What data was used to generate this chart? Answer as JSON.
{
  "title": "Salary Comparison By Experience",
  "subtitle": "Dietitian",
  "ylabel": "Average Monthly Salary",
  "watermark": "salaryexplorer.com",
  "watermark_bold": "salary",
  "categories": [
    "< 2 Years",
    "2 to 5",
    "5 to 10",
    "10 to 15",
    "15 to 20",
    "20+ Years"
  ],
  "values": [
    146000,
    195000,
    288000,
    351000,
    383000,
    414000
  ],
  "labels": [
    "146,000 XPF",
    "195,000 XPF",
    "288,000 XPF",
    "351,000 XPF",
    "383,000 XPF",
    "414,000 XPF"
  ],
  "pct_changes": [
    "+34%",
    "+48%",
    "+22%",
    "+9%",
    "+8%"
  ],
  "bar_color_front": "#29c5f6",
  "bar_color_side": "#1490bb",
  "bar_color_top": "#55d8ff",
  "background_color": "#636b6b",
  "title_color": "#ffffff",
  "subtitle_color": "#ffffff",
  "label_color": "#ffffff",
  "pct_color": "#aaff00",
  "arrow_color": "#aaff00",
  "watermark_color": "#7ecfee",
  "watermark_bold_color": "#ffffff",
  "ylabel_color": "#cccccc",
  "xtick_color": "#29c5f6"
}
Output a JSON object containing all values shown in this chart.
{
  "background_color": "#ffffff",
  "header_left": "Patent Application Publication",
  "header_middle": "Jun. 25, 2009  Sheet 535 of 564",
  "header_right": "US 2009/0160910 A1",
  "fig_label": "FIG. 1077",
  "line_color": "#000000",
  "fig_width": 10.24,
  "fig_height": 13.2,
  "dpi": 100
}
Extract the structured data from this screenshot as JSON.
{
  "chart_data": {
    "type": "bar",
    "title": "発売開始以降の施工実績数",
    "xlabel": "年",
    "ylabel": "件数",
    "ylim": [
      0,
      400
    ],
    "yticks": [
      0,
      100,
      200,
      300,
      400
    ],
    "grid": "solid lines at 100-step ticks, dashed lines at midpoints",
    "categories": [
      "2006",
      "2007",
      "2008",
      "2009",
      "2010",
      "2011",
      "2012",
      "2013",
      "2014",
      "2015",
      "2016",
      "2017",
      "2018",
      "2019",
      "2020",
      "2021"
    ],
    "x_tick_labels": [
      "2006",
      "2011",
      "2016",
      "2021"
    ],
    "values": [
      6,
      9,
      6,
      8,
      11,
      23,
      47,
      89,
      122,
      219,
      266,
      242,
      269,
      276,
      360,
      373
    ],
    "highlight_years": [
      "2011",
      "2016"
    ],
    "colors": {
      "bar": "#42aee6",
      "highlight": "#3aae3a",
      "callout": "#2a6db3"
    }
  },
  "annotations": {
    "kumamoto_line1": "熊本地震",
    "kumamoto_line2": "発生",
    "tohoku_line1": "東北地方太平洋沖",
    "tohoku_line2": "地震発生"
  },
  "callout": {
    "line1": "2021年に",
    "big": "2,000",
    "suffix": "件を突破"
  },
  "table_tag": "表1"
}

- Work to do:
Output the data above exactly, please, line for line.

- Expected answer:
What data was used to generate this chart? Answer as JSON.
{
  "title": "Salary Comparison By Experience",
  "subtitle": "Dietitian",
  "ylabel": "Average Monthly Salary",
  "watermark": "salaryexplorer.com",
  "watermark_bold": "salary",
  "categories": [
    "< 2 Years",
    "2 to 5",
    "5 to 10",
    "10 to 15",
    "15 to 20",
    "20+ Years"
  ],
  "values": [
    146000,
    195000,
    288000,
    351000,
    383000,
    414000
  ],
  "labels": [
    "146,000 XPF",
    "195,000 XPF",
    "288,000 XPF",
    "351,000 XPF",
    "383,000 XPF",
    "414,000 XPF"
  ],
  "pct_changes": [
    "+34%",
    "+48%",
    "+22%",
    "+9%",
    "+8%"
  ],
  "bar_color_front": "#29c5f6",
  "bar_color_side": "#1490bb",
  "bar_color_top": "#55d8ff",
  "background_color": "#636b6b",
  "title_color": "#ffffff",
  "subtitle_color": "#ffffff",
  "label_color": "#ffffff",
  "pct_color": "#aaff00",
  "arrow_color": "#aaff00",
  "watermark_color": "#7ecfee",
  "watermark_bold_color": "#ffffff",
  "ylabel_color": "#cccccc",
  "xtick_color": "#29c5f6"
}
Output a JSON object containing all values shown in this chart.
{
  "background_color": "#ffffff",
  "header_left": "Patent Application Publication",
  "header_middle": "Jun. 25, 2009  Sheet 535 of 564",
  "header_right": "US 2009/0160910 A1",
  "fig_label": "FIG. 1077",
  "line_color": "#000000",
  "fig_width": 10.24,
  "fig_height": 13.2,
  "dpi": 100
}
Extract the structured data from this screenshot as JSON.
{
  "chart_data": {
    "type": "bar",
    "title": "発売開始以降の施工実績数",
    "xlabel": "年",
    "ylabel": "件数",
    "ylim": [
      0,
      400
    ],
    "yticks": [
      0,
      100,
      200,
      300,
      400
    ],
    "grid": "solid lines at 100-step ticks, dashed lines at midpoints",
    "categories": [
      "2006",
      "2007",
      "2008",
      "2009",
      "2010",
      "2011",
      "2012",
      "2013",
      "2014",
      "2015",
      "2016",
      "2017",
      "2018",
      "2019",
      "2020",
      "2021"
    ],
    "x_tick_labels": [
      "2006",
      "2011",
      "2016",
      "2021"
    ],
    "values": [
      6,
      9,
      6,
      8,
      11,
      23,
      47,
      89,
      122,
      219,
      266,
      242,
      269,
      276,
      360,
      373
    ],
    "highlight_years": [
      "2011",
      "2016"
    ],
    "colors": {
      "bar": "#42aee6",
      "highlight": "#3aae3a",
      "callout": "#2a6db3"
    }
  },
  "annotations": {
    "kumamoto_line1": "熊本地震",
    "kumamoto_line2": "発生",
    "tohoku_line1": "東北地方太平洋沖",
    "tohoku_line2": "地震発生"
  },
  "callout": {
    "line1": "2021年に",
    "big": "2,000",
    "suffix": "件を突破"
  },
  "table_tag": "表1"
}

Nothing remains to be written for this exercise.